# [Records to use]
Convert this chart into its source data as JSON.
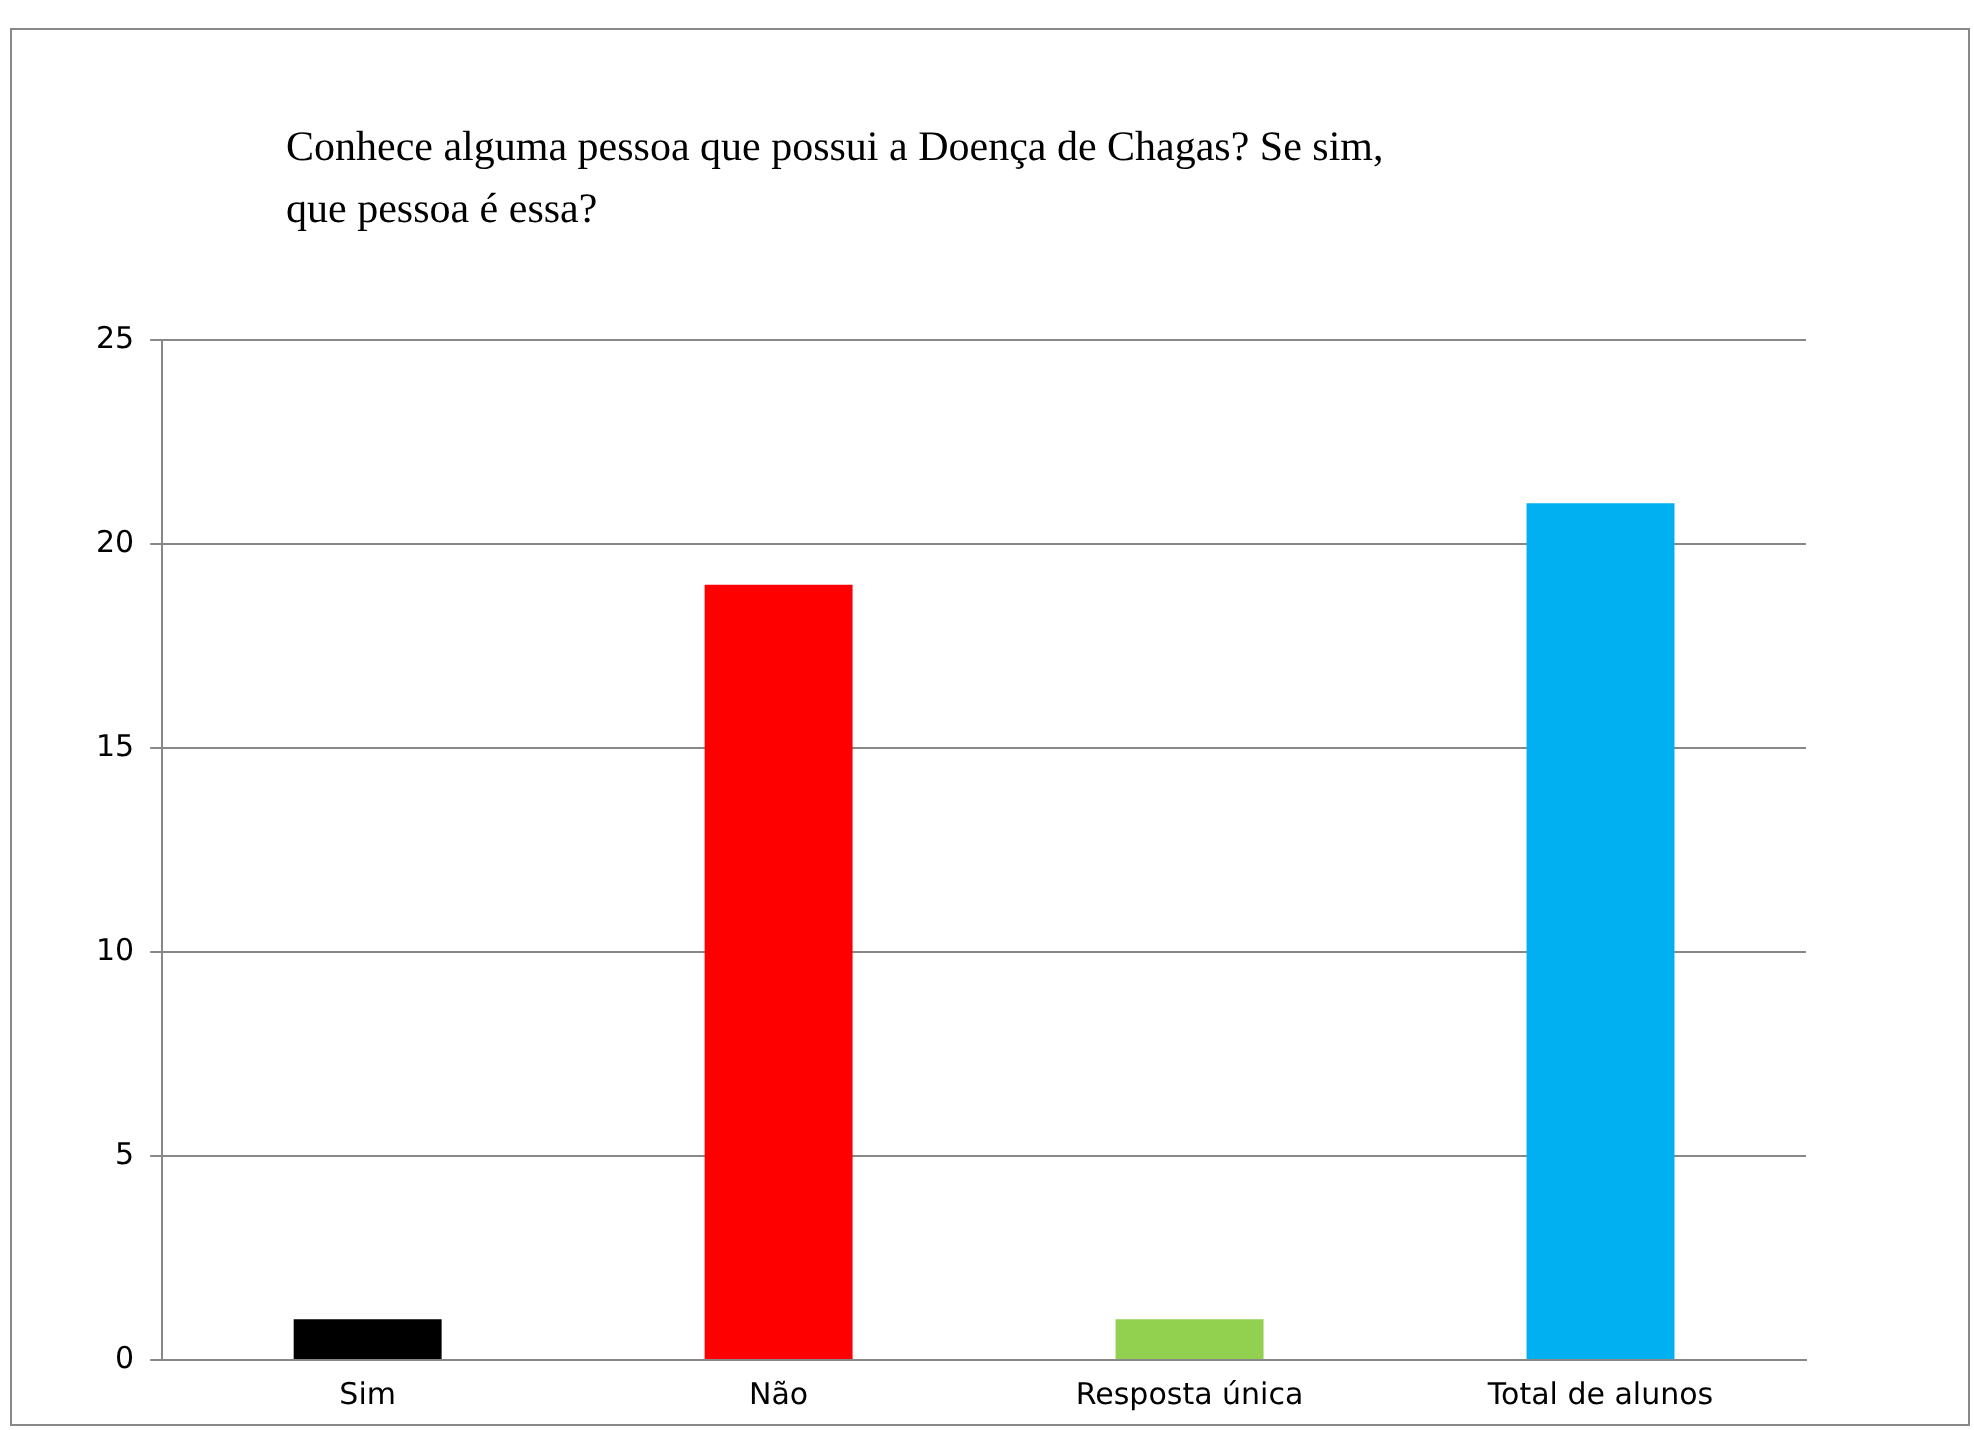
{
  "chart_data": {
    "type": "bar",
    "title": "Conhece alguma pessoa que possui a Doença de Chagas? Se sim, que pessoa é essa?",
    "categories": [
      "Sim",
      "Não",
      "Resposta única",
      "Total de alunos"
    ],
    "values": [
      1,
      19,
      1,
      21
    ],
    "colors": [
      "#000000",
      "#ff0000",
      "#92d050",
      "#00b0f0"
    ],
    "ylim": [
      0,
      25
    ],
    "yticks": [
      0,
      5,
      10,
      15,
      20,
      25
    ],
    "grid": "y",
    "legend": false
  }
}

# [Do this]
Images do not belong in the copy; reproduce all other parts of the records above verbatim.

# [Answer to the problem]
Convert this chart into its source data as JSON.
{
  "chart_data": {
    "type": "bar",
    "title": "Conhece alguma pessoa que possui a Doença de Chagas? Se sim, que pessoa é essa?",
    "categories": [
      "Sim",
      "Não",
      "Resposta única",
      "Total de alunos"
    ],
    "values": [
      1,
      19,
      1,
      21
    ],
    "colors": [
      "#000000",
      "#ff0000",
      "#92d050",
      "#00b0f0"
    ],
    "ylim": [
      0,
      25
    ],
    "yticks": [
      0,
      5,
      10,
      15,
      20,
      25
    ],
    "grid": "y",
    "legend": false
  }
}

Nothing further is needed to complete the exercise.